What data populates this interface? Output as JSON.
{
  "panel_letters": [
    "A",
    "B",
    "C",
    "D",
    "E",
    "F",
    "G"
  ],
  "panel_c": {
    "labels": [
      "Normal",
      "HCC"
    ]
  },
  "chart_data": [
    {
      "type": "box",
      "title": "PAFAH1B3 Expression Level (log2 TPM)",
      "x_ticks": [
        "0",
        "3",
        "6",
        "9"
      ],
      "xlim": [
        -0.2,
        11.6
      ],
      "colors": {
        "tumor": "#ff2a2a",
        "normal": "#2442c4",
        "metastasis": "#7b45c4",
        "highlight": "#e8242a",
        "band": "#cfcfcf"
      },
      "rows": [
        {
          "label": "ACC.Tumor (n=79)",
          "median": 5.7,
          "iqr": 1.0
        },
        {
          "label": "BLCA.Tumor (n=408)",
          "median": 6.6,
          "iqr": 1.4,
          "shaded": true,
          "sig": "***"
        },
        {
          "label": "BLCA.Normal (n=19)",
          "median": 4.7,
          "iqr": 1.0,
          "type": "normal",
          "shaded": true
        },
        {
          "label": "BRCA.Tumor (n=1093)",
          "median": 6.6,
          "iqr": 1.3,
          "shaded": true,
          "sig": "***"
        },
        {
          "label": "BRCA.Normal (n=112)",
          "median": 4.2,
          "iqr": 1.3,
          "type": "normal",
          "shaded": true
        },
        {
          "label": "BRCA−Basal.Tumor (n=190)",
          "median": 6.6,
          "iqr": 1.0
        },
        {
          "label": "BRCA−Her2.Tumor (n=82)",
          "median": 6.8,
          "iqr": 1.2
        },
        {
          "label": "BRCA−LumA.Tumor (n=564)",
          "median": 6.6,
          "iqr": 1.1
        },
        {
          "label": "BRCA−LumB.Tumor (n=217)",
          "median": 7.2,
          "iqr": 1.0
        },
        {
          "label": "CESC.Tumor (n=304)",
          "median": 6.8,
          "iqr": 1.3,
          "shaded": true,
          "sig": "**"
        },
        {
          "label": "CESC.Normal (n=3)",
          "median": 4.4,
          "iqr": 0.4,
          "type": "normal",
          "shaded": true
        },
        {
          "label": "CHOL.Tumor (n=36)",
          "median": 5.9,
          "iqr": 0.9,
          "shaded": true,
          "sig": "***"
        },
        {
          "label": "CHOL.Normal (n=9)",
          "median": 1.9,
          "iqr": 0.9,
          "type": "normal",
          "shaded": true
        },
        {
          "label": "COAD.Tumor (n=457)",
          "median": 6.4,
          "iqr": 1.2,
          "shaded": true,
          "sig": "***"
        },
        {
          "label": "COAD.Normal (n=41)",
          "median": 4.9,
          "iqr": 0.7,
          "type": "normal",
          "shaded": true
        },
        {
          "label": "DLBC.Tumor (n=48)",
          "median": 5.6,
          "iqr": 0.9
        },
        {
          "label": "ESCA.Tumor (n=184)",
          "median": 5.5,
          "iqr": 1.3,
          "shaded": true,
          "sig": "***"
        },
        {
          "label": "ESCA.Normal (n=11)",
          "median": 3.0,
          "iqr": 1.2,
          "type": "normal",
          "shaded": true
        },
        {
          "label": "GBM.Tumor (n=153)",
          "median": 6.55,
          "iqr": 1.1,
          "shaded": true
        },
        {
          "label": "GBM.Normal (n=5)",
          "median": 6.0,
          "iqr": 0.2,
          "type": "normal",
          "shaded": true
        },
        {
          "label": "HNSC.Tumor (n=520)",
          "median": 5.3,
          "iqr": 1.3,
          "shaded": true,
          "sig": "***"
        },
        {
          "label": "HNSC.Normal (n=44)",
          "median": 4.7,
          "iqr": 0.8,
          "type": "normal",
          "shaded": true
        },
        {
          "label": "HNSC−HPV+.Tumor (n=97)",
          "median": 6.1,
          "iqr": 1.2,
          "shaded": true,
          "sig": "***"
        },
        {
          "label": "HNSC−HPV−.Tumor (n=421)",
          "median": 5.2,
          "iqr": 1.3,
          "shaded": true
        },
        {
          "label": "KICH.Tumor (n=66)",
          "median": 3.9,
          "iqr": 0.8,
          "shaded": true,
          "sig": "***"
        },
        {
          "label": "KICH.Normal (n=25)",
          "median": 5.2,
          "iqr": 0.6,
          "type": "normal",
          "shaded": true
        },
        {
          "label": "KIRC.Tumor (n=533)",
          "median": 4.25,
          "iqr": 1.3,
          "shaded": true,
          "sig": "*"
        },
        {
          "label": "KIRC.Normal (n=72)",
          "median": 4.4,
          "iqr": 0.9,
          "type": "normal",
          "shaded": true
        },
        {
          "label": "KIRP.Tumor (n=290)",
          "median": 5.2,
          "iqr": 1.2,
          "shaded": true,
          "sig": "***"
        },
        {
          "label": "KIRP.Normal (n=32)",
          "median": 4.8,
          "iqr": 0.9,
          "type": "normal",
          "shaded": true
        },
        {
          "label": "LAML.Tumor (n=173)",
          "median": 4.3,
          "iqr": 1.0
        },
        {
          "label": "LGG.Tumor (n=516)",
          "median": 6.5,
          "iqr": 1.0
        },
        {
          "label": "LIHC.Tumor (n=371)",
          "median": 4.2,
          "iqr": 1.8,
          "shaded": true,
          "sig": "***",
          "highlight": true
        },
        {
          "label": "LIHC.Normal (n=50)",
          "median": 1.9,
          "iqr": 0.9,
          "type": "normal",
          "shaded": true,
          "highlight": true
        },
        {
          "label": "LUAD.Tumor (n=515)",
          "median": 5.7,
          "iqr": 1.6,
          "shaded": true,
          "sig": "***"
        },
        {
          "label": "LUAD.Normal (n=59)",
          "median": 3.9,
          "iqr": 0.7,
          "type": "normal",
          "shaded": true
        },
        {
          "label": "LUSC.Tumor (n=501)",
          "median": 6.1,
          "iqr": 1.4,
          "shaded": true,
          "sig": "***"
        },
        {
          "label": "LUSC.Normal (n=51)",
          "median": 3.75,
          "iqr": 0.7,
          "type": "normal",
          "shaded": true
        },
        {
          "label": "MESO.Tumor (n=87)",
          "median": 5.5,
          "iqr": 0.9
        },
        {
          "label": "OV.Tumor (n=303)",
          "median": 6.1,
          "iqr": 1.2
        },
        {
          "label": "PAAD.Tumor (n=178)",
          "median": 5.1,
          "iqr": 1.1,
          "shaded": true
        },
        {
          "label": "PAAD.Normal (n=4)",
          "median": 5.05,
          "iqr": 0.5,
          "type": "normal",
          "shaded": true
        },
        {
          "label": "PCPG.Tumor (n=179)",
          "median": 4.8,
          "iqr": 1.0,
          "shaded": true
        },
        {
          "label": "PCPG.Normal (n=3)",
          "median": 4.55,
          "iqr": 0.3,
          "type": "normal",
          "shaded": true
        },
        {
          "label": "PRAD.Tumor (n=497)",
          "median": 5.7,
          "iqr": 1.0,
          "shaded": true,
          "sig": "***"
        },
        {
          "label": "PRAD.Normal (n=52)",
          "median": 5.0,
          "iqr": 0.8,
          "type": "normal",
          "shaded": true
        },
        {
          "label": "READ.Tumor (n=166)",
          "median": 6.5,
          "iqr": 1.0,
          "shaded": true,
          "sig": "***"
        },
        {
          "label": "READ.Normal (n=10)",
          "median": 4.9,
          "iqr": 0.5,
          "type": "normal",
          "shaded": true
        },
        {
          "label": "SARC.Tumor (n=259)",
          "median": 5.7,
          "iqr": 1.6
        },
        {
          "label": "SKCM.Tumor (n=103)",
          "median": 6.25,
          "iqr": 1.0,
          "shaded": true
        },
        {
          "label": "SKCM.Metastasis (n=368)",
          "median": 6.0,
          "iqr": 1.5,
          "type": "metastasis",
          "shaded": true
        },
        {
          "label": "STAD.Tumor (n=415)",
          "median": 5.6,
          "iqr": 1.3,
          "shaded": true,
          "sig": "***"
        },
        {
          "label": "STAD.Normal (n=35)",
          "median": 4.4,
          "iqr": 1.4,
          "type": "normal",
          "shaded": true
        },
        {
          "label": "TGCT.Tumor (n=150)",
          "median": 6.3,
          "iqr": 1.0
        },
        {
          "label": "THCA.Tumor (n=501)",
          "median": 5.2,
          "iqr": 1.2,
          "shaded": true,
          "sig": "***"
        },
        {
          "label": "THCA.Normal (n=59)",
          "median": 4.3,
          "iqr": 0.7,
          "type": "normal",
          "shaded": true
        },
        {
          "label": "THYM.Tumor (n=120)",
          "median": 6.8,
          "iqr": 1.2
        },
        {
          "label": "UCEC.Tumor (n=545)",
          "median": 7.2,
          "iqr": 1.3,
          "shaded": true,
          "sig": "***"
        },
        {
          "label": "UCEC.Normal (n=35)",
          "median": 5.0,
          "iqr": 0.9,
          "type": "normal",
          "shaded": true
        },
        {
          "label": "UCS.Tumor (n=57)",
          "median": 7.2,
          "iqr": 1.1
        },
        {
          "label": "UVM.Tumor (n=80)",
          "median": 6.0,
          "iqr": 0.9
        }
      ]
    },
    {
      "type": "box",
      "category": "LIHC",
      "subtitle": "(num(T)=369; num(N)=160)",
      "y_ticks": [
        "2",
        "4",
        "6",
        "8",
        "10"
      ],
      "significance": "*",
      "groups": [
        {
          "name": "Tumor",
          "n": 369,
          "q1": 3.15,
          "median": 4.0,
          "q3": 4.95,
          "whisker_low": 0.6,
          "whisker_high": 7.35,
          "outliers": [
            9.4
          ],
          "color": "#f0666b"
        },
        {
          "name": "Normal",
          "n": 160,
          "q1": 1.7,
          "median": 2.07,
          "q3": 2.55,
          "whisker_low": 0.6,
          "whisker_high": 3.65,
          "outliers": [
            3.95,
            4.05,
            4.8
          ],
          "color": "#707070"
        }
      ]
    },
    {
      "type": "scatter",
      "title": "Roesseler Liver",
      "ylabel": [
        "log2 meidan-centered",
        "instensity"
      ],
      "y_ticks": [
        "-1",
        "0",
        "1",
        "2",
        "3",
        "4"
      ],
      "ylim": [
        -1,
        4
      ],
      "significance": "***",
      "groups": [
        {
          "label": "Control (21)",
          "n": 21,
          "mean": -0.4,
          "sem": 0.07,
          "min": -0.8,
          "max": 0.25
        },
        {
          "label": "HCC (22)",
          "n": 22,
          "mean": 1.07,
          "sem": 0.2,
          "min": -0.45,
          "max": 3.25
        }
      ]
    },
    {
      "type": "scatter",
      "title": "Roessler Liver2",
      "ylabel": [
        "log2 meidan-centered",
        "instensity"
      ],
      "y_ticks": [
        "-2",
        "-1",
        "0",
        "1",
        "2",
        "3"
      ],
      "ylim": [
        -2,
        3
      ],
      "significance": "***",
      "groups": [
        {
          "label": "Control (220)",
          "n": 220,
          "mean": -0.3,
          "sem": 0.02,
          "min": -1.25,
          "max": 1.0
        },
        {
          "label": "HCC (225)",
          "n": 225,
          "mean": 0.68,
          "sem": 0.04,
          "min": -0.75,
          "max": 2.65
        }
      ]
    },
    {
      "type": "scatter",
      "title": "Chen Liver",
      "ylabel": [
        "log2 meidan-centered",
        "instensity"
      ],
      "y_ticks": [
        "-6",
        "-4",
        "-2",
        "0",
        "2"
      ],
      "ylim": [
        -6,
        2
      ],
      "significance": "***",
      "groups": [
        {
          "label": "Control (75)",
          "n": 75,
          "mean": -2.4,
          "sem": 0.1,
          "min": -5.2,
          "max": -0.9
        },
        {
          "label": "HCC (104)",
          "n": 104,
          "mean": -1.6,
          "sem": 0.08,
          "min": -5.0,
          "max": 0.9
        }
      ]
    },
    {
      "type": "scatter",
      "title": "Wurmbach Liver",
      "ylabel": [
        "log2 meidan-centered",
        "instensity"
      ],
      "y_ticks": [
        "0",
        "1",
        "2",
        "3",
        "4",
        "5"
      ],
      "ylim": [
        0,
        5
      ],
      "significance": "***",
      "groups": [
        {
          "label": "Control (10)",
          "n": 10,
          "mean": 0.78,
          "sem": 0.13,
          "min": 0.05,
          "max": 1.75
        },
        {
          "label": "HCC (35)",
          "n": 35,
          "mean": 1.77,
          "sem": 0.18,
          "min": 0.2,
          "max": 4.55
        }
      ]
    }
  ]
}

________

PROMPT →
Check each line of the entries for the word "ESCA", then state the count alone.

SOLUTION TO THE EXERCISE →
2